Figure record extracts
+++

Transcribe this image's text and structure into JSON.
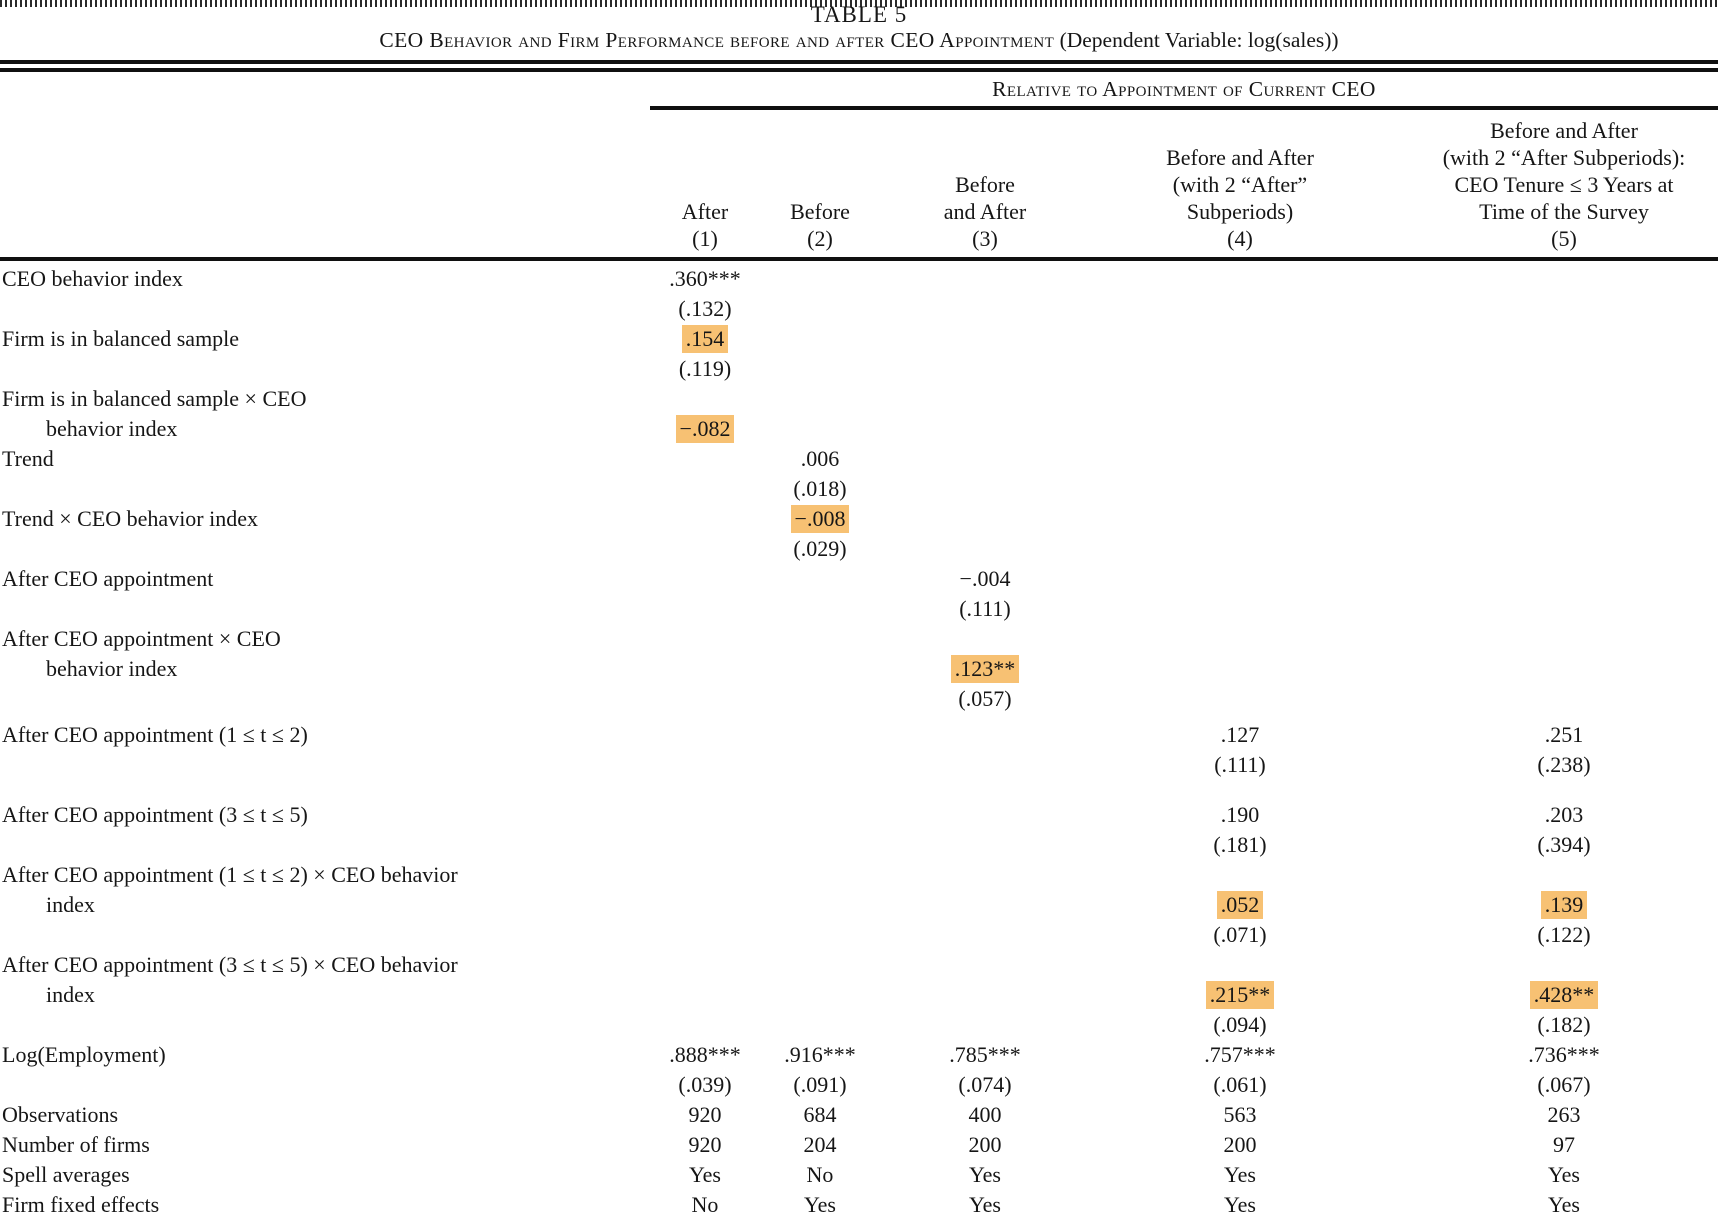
{
  "page": {
    "title": "TABLE 5",
    "caption_smallcaps": "CEO Behavior and Firm Performance before and after CEO Appointment",
    "caption_suffix": " (Dependent Variable: log(sales))",
    "spanner": "Relative to Appointment of Current CEO",
    "highlight_color": "#f7c173",
    "text_color": "#161616"
  },
  "table": {
    "columns": [
      {
        "header_lines": [
          "After"
        ],
        "num": "(1)"
      },
      {
        "header_lines": [
          "Before"
        ],
        "num": "(2)"
      },
      {
        "header_lines": [
          "Before",
          "and After"
        ],
        "num": "(3)"
      },
      {
        "header_lines": [
          "Before and After",
          "(with 2 “After”",
          "Subperiods)"
        ],
        "num": "(4)"
      },
      {
        "header_lines": [
          "Before and After",
          "(with 2 “After Subperiods):",
          "CEO Tenure ≤ 3 Years at",
          "Time of the Survey"
        ],
        "num": "(5)"
      }
    ],
    "lines": [
      {
        "label": "CEO behavior index",
        "cells": {
          "c1": {
            "t": ".360***"
          }
        }
      },
      {
        "cells": {
          "c1": {
            "t": "(.132)"
          }
        }
      },
      {
        "label": "Firm is in balanced sample",
        "cells": {
          "c1": {
            "t": ".154",
            "hl": true
          }
        }
      },
      {
        "cells": {
          "c1": {
            "t": "(.119)"
          }
        }
      },
      {
        "label": "Firm is in balanced sample × CEO"
      },
      {
        "label": "behavior index",
        "indent": true,
        "cells": {
          "c1": {
            "t": "−.082",
            "hl": true
          }
        }
      },
      {
        "label": "Trend",
        "cells": {
          "c2": {
            "t": ".006"
          }
        }
      },
      {
        "cells": {
          "c2": {
            "t": "(.018)"
          }
        }
      },
      {
        "label": "Trend × CEO behavior index",
        "cells": {
          "c2": {
            "t": "−.008",
            "hl": true
          }
        }
      },
      {
        "cells": {
          "c2": {
            "t": "(.029)"
          }
        }
      },
      {
        "label": "After CEO appointment",
        "cells": {
          "c3": {
            "t": "−.004"
          }
        }
      },
      {
        "cells": {
          "c3": {
            "t": "(.111)"
          }
        }
      },
      {
        "label": "After CEO appointment × CEO"
      },
      {
        "label": "behavior index",
        "indent": true,
        "cells": {
          "c3": {
            "t": ".123**",
            "hl": true
          }
        }
      },
      {
        "cells": {
          "c3": {
            "t": "(.057)"
          }
        }
      },
      {
        "label": "After CEO appointment (1 ≤ t ≤ 2)",
        "gap": "sm",
        "cells": {
          "c4": {
            "t": ".127"
          },
          "c5": {
            "t": ".251"
          }
        }
      },
      {
        "cells": {
          "c4": {
            "t": "(.111)"
          },
          "c5": {
            "t": "(.238)"
          }
        }
      },
      {
        "label": "After CEO appointment (3 ≤ t ≤ 5)",
        "gap": "lg",
        "cells": {
          "c4": {
            "t": ".190"
          },
          "c5": {
            "t": ".203"
          }
        }
      },
      {
        "cells": {
          "c4": {
            "t": "(.181)"
          },
          "c5": {
            "t": "(.394)"
          }
        }
      },
      {
        "label": "After CEO appointment (1 ≤ t ≤ 2) × CEO behavior"
      },
      {
        "label": "index",
        "indent": true,
        "cells": {
          "c4": {
            "t": ".052",
            "hl": true
          },
          "c5": {
            "t": ".139",
            "hl": true
          }
        }
      },
      {
        "cells": {
          "c4": {
            "t": "(.071)"
          },
          "c5": {
            "t": "(.122)"
          }
        }
      },
      {
        "label": "After CEO appointment (3 ≤ t ≤ 5) × CEO behavior"
      },
      {
        "label": "index",
        "indent": true,
        "cells": {
          "c4": {
            "t": ".215**",
            "hl": true
          },
          "c5": {
            "t": ".428**",
            "hl": true
          }
        }
      },
      {
        "cells": {
          "c4": {
            "t": "(.094)"
          },
          "c5": {
            "t": "(.182)"
          }
        }
      },
      {
        "label": "Log(Employment)",
        "cells": {
          "c1": {
            "t": ".888***"
          },
          "c2": {
            "t": ".916***"
          },
          "c3": {
            "t": ".785***"
          },
          "c4": {
            "t": ".757***"
          },
          "c5": {
            "t": ".736***"
          }
        }
      },
      {
        "cells": {
          "c1": {
            "t": "(.039)"
          },
          "c2": {
            "t": "(.091)"
          },
          "c3": {
            "t": "(.074)"
          },
          "c4": {
            "t": "(.061)"
          },
          "c5": {
            "t": "(.067)"
          }
        }
      },
      {
        "label": "Observations",
        "cells": {
          "c1": {
            "t": "920"
          },
          "c2": {
            "t": "684"
          },
          "c3": {
            "t": "400"
          },
          "c4": {
            "t": "563"
          },
          "c5": {
            "t": "263"
          }
        }
      },
      {
        "label": "Number of firms",
        "cells": {
          "c1": {
            "t": "920"
          },
          "c2": {
            "t": "204"
          },
          "c3": {
            "t": "200"
          },
          "c4": {
            "t": "200"
          },
          "c5": {
            "t": "97"
          }
        }
      },
      {
        "label": "Spell averages",
        "cells": {
          "c1": {
            "t": "Yes"
          },
          "c2": {
            "t": "No"
          },
          "c3": {
            "t": "Yes"
          },
          "c4": {
            "t": "Yes"
          },
          "c5": {
            "t": "Yes"
          }
        }
      },
      {
        "label": "Firm fixed effects",
        "cells": {
          "c1": {
            "t": "No"
          },
          "c2": {
            "t": "Yes"
          },
          "c3": {
            "t": "Yes"
          },
          "c4": {
            "t": "Yes"
          },
          "c5": {
            "t": "Yes"
          }
        }
      }
    ]
  }
}
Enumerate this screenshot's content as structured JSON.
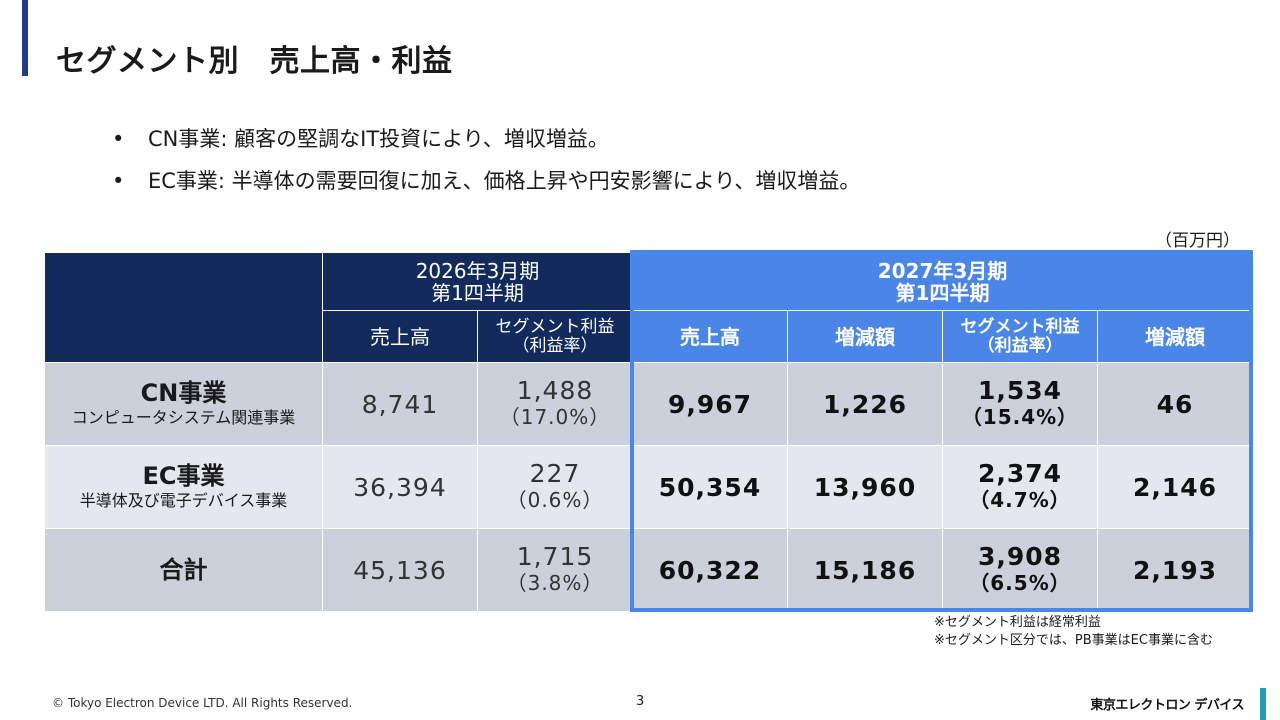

+++

Reproduce all of the material above word for word. Omit the pictures.

Transcribe this image's text and structure into JSON.
{
  "page": {
    "title": "TABLE 5",
    "caption_smallcaps": "CEO Behavior and Firm Performance before and after CEO Appointment",
    "caption_suffix": " (Dependent Variable: log(sales))",
    "spanner": "Relative to Appointment of Current CEO",
    "highlight_color": "#f7c173",
    "text_color": "#161616"
  },
  "table": {
    "columns": [
      {
        "header_lines": [
          "After"
        ],
        "num": "(1)"
      },
      {
        "header_lines": [
          "Before"
        ],
        "num": "(2)"
      },
      {
        "header_lines": [
          "Before",
          "and After"
        ],
        "num": "(3)"
      },
      {
        "header_lines": [
          "Before and After",
          "(with 2 “After”",
          "Subperiods)"
        ],
        "num": "(4)"
      },
      {
        "header_lines": [
          "Before and After",
          "(with 2 “After Subperiods):",
          "CEO Tenure ≤ 3 Years at",
          "Time of the Survey"
        ],
        "num": "(5)"
      }
    ],
    "lines": [
      {
        "label": "CEO behavior index",
        "cells": {
          "c1": {
            "t": ".360***"
          }
        }
      },
      {
        "cells": {
          "c1": {
            "t": "(.132)"
          }
        }
      },
      {
        "label": "Firm is in balanced sample",
        "cells": {
          "c1": {
            "t": ".154",
            "hl": true
          }
        }
      },
      {
        "cells": {
          "c1": {
            "t": "(.119)"
          }
        }
      },
      {
        "label": "Firm is in balanced sample × CEO"
      },
      {
        "label": "behavior index",
        "indent": true,
        "cells": {
          "c1": {
            "t": "−.082",
            "hl": true
          }
        }
      },
      {
        "label": "Trend",
        "cells": {
          "c2": {
            "t": ".006"
          }
        }
      },
      {
        "cells": {
          "c2": {
            "t": "(.018)"
          }
        }
      },
      {
        "label": "Trend × CEO behavior index",
        "cells": {
          "c2": {
            "t": "−.008",
            "hl": true
          }
        }
      },
      {
        "cells": {
          "c2": {
            "t": "(.029)"
          }
        }
      },
      {
        "label": "After CEO appointment",
        "cells": {
          "c3": {
            "t": "−.004"
          }
        }
      },
      {
        "cells": {
          "c3": {
            "t": "(.111)"
          }
        }
      },
      {
        "label": "After CEO appointment × CEO"
      },
      {
        "label": "behavior index",
        "indent": true,
        "cells": {
          "c3": {
            "t": ".123**",
            "hl": true
          }
        }
      },
      {
        "cells": {
          "c3": {
            "t": "(.057)"
          }
        }
      },
      {
        "label": "After CEO appointment (1 ≤ t ≤ 2)",
        "gap": "sm",
        "cells": {
          "c4": {
            "t": ".127"
          },
          "c5": {
            "t": ".251"
          }
        }
      },
      {
        "cells": {
          "c4": {
            "t": "(.111)"
          },
          "c5": {
            "t": "(.238)"
          }
        }
      },
      {
        "label": "After CEO appointment (3 ≤ t ≤ 5)",
        "gap": "lg",
        "cells": {
          "c4": {
            "t": ".190"
          },
          "c5": {
            "t": ".203"
          }
        }
      },
      {
        "cells": {
          "c4": {
            "t": "(.181)"
          },
          "c5": {
            "t": "(.394)"
          }
        }
      },
      {
        "label": "After CEO appointment (1 ≤ t ≤ 2) × CEO behavior"
      },
      {
        "label": "index",
        "indent": true,
        "cells": {
          "c4": {
            "t": ".052",
            "hl": true
          },
          "c5": {
            "t": ".139",
            "hl": true
          }
        }
      },
      {
        "cells": {
          "c4": {
            "t": "(.071)"
          },
          "c5": {
            "t": "(.122)"
          }
        }
      },
      {
        "label": "After CEO appointment (3 ≤ t ≤ 5) × CEO behavior"
      },
      {
        "label": "index",
        "indent": true,
        "cells": {
          "c4": {
            "t": ".215**",
            "hl": true
          },
          "c5": {
            "t": ".428**",
            "hl": true
          }
        }
      },
      {
        "cells": {
          "c4": {
            "t": "(.094)"
          },
          "c5": {
            "t": "(.182)"
          }
        }
      },
      {
        "label": "Log(Employment)",
        "cells": {
          "c1": {
            "t": ".888***"
          },
          "c2": {
            "t": ".916***"
          },
          "c3": {
            "t": ".785***"
          },
          "c4": {
            "t": ".757***"
          },
          "c5": {
            "t": ".736***"
          }
        }
      },
      {
        "cells": {
          "c1": {
            "t": "(.039)"
          },
          "c2": {
            "t": "(.091)"
          },
          "c3": {
            "t": "(.074)"
          },
          "c4": {
            "t": "(.061)"
          },
          "c5": {
            "t": "(.067)"
          }
        }
      },
      {
        "label": "Observations",
        "cells": {
          "c1": {
            "t": "920"
          },
          "c2": {
            "t": "684"
          },
          "c3": {
            "t": "400"
          },
          "c4": {
            "t": "563"
          },
          "c5": {
            "t": "263"
          }
        }
      },
      {
        "label": "Number of firms",
        "cells": {
          "c1": {
            "t": "920"
          },
          "c2": {
            "t": "204"
          },
          "c3": {
            "t": "200"
          },
          "c4": {
            "t": "200"
          },
          "c5": {
            "t": "97"
          }
        }
      },
      {
        "label": "Spell averages",
        "cells": {
          "c1": {
            "t": "Yes"
          },
          "c2": {
            "t": "No"
          },
          "c3": {
            "t": "Yes"
          },
          "c4": {
            "t": "Yes"
          },
          "c5": {
            "t": "Yes"
          }
        }
      },
      {
        "label": "Firm fixed effects",
        "cells": {
          "c1": {
            "t": "No"
          },
          "c2": {
            "t": "Yes"
          },
          "c3": {
            "t": "Yes"
          },
          "c4": {
            "t": "Yes"
          },
          "c5": {
            "t": "Yes"
          }
        }
      }
    ]
  }
}
Enumerate this screenshot's content as structured JSON.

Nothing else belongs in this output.